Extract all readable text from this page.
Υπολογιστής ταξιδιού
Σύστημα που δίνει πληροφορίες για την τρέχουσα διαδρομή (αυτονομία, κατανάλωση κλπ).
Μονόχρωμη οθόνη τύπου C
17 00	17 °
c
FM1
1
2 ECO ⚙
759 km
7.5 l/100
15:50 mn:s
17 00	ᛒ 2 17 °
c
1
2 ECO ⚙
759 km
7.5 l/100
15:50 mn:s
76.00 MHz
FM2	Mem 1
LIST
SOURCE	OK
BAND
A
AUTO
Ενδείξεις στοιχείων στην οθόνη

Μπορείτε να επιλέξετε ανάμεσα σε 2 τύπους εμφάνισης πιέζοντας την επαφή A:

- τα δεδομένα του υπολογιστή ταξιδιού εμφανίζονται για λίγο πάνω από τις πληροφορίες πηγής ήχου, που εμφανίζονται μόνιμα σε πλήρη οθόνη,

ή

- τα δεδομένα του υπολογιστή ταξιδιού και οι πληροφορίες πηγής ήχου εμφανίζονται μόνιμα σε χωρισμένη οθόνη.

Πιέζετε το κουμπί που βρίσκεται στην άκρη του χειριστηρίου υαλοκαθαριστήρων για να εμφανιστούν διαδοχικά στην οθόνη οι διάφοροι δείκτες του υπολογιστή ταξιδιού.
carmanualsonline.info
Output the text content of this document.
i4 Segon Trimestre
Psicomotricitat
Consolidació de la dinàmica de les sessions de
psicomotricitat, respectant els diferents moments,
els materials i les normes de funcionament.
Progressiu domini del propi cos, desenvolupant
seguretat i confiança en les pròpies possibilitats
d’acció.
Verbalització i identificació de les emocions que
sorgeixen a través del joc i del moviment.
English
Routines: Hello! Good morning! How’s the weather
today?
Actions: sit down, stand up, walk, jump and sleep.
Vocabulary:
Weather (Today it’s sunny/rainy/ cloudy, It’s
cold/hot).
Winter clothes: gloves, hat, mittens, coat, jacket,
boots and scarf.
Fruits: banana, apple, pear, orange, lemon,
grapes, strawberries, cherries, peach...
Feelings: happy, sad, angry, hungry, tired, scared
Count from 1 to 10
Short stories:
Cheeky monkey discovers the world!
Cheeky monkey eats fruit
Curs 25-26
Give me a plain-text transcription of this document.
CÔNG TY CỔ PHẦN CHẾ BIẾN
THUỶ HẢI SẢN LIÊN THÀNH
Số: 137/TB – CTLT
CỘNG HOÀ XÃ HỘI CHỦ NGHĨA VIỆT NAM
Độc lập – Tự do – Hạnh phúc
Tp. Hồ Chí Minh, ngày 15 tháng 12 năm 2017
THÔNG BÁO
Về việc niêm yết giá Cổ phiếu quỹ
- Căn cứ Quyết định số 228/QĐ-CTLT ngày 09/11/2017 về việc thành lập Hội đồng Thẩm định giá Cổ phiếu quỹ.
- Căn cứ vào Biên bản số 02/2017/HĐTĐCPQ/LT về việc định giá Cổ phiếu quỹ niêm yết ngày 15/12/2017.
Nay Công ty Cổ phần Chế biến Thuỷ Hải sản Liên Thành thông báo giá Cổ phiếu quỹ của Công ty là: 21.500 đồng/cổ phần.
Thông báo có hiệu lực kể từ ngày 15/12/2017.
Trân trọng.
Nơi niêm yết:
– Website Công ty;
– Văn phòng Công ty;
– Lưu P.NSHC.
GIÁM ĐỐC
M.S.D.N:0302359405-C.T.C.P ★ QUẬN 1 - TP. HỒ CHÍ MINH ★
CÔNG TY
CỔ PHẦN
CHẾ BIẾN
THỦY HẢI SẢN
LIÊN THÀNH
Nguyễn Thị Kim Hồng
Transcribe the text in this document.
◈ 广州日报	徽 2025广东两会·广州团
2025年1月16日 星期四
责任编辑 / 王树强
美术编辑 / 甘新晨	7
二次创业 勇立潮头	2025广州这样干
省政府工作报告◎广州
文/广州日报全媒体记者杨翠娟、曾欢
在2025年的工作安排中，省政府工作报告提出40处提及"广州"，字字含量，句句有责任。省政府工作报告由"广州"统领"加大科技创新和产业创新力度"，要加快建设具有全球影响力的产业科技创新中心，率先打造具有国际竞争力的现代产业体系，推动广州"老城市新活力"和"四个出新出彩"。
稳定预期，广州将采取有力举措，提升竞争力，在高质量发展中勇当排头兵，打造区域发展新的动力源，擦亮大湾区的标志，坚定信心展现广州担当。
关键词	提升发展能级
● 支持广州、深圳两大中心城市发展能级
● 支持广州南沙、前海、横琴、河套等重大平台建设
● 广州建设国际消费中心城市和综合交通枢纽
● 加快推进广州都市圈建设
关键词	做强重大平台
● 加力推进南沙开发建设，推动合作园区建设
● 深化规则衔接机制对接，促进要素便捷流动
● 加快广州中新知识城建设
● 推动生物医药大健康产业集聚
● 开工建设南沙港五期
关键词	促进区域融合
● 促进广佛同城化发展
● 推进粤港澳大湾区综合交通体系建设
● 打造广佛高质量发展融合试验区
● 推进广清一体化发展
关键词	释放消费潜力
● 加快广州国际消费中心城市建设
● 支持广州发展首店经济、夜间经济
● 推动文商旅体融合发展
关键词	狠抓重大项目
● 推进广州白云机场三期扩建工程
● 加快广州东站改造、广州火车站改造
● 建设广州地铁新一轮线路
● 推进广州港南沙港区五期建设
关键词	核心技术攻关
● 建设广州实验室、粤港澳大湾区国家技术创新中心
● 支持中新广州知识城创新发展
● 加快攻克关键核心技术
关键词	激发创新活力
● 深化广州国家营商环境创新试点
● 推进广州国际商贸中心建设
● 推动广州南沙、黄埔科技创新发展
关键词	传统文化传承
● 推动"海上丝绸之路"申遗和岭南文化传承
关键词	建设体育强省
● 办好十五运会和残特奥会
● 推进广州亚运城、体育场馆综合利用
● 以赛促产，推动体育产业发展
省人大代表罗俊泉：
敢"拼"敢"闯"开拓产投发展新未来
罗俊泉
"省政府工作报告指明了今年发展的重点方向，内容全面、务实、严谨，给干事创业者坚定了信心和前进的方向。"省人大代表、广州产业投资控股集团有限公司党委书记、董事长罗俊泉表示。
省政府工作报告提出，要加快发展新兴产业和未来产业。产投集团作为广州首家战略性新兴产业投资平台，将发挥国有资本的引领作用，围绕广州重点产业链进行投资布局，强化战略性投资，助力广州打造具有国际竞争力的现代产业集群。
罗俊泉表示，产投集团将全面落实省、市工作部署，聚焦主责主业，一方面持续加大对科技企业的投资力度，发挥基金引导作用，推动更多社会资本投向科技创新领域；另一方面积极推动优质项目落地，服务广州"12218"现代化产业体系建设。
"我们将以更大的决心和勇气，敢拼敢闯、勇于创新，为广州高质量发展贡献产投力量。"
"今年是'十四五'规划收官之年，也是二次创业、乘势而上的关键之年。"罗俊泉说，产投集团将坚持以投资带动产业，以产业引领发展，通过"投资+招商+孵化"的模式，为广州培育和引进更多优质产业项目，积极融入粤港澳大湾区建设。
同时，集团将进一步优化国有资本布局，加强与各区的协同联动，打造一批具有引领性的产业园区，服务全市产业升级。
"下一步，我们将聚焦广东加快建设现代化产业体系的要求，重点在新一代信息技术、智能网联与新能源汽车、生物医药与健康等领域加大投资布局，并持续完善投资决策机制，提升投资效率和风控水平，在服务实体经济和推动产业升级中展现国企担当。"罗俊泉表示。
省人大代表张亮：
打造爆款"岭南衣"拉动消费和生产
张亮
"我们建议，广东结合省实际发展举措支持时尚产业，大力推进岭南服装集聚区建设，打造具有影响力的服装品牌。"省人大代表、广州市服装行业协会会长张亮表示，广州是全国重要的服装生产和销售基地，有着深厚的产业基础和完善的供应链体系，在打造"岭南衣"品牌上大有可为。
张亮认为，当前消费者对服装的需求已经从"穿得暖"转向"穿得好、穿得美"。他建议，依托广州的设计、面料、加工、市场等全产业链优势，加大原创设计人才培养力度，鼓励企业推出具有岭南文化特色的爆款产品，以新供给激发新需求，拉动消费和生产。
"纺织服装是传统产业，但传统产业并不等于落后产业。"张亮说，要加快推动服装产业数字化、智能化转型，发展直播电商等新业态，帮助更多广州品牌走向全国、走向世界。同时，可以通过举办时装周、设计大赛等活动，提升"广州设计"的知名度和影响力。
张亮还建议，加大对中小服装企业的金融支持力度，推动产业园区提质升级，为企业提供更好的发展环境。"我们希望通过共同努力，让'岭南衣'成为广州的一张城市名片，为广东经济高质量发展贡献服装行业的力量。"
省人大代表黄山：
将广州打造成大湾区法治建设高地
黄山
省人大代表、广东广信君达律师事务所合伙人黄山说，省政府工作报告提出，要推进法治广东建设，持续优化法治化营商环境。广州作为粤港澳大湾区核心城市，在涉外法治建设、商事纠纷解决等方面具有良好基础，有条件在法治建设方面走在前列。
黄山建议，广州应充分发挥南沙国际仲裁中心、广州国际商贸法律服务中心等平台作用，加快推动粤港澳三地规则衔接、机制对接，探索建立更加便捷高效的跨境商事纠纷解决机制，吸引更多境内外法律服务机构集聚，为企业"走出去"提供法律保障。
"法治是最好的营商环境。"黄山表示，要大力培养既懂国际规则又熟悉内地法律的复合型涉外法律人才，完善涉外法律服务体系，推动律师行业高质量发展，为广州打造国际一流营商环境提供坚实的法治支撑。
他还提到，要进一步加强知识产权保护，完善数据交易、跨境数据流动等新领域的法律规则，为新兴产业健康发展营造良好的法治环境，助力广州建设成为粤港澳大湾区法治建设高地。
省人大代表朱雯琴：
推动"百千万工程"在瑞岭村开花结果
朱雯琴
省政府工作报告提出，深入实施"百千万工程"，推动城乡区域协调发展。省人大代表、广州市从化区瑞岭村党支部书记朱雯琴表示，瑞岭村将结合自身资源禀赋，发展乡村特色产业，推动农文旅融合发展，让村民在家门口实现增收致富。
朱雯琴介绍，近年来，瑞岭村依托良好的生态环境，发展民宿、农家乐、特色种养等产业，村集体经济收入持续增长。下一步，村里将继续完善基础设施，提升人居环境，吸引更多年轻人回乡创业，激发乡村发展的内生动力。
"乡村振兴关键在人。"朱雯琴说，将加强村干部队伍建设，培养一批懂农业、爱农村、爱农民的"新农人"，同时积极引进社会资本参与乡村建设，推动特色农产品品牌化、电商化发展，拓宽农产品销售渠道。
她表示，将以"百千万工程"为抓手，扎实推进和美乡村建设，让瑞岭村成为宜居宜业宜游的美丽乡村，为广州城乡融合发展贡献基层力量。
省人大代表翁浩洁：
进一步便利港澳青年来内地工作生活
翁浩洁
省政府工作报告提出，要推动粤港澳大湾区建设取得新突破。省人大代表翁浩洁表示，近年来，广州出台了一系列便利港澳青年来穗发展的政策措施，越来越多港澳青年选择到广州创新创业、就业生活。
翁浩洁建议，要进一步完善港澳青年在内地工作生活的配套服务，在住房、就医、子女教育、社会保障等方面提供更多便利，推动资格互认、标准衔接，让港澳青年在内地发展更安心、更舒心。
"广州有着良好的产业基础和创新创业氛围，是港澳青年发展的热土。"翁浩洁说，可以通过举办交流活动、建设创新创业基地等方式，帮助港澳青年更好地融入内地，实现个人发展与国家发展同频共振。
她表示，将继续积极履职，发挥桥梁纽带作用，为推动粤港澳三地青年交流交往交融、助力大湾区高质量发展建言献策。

**Given problem:** Among the entries, how many lines contain the string "CTLT"? Give the number without anything else.

**Exercise result:** 2